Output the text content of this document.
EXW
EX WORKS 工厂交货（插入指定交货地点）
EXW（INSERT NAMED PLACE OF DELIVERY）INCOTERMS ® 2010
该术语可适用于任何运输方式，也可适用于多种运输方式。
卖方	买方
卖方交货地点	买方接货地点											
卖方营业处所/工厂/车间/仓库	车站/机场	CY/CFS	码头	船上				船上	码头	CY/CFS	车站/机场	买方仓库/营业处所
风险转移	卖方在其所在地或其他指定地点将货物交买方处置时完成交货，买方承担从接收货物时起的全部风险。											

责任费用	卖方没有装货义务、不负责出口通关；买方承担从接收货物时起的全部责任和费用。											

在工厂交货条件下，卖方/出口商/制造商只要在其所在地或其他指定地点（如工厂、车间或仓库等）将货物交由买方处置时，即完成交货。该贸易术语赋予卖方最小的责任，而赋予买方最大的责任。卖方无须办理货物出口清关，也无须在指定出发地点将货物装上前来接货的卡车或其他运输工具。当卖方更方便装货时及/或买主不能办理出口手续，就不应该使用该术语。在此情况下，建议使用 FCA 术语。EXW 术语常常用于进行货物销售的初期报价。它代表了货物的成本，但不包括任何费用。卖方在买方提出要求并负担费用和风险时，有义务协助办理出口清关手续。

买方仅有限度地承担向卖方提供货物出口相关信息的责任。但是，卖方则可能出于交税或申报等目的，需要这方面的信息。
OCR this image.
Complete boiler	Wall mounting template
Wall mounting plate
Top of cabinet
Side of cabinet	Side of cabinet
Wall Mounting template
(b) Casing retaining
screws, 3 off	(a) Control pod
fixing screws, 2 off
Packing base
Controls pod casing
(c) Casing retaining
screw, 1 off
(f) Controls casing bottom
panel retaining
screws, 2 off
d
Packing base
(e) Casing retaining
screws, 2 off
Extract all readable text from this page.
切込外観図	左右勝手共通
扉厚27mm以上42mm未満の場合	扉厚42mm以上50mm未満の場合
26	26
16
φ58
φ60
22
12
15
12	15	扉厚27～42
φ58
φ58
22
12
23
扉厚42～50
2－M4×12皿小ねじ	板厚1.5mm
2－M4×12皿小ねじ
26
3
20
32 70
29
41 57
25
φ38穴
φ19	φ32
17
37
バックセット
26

______________________________

Extract the listing in its entirety and repeat it exactly.

*WRITTEN SOLUTION*.
Output the text content of this document.
EXW
EX WORKS 工厂交货（插入指定交货地点）
EXW（INSERT NAMED PLACE OF DELIVERY）INCOTERMS ® 2010
该术语可适用于任何运输方式，也可适用于多种运输方式。
卖方	买方
卖方交货地点	买方接货地点											
卖方营业处所/工厂/车间/仓库	车站/机场	CY/CFS	码头	船上				船上	码头	CY/CFS	车站/机场	买方仓库/营业处所
风险转移	卖方在其所在地或其他指定地点将货物交买方处置时完成交货，买方承担从接收货物时起的全部风险。											

责任费用	卖方没有装货义务、不负责出口通关；买方承担从接收货物时起的全部责任和费用。											

在工厂交货条件下，卖方/出口商/制造商只要在其所在地或其他指定地点（如工厂、车间或仓库等）将货物交由买方处置时，即完成交货。该贸易术语赋予卖方最小的责任，而赋予买方最大的责任。卖方无须办理货物出口清关，也无须在指定出发地点将货物装上前来接货的卡车或其他运输工具。当卖方更方便装货时及/或买主不能办理出口手续，就不应该使用该术语。在此情况下，建议使用 FCA 术语。EXW 术语常常用于进行货物销售的初期报价。它代表了货物的成本，但不包括任何费用。卖方在买方提出要求并负担费用和风险时，有义务协助办理出口清关手续。

买方仅有限度地承担向卖方提供货物出口相关信息的责任。但是，卖方则可能出于交税或申报等目的，需要这方面的信息。
OCR this image.
Complete boiler	Wall mounting template
Wall mounting plate
Top of cabinet
Side of cabinet	Side of cabinet
Wall Mounting template
(b) Casing retaining
screws, 3 off	(a) Control pod
fixing screws, 2 off
Packing base
Controls pod casing
(c) Casing retaining
screw, 1 off
(f) Controls casing bottom
panel retaining
screws, 2 off
d
Packing base
(e) Casing retaining
screws, 2 off
Extract all readable text from this page.
切込外観図	左右勝手共通
扉厚27mm以上42mm未満の場合	扉厚42mm以上50mm未満の場合
26	26
16
φ58
φ60
22
12
15
12	15	扉厚27～42
φ58
φ58
22
12
23
扉厚42～50
2－M4×12皿小ねじ	板厚1.5mm
2－M4×12皿小ねじ
26
3
20
32 70
29
41 57
25
φ38穴
φ19	φ32
17
37
バックセット
26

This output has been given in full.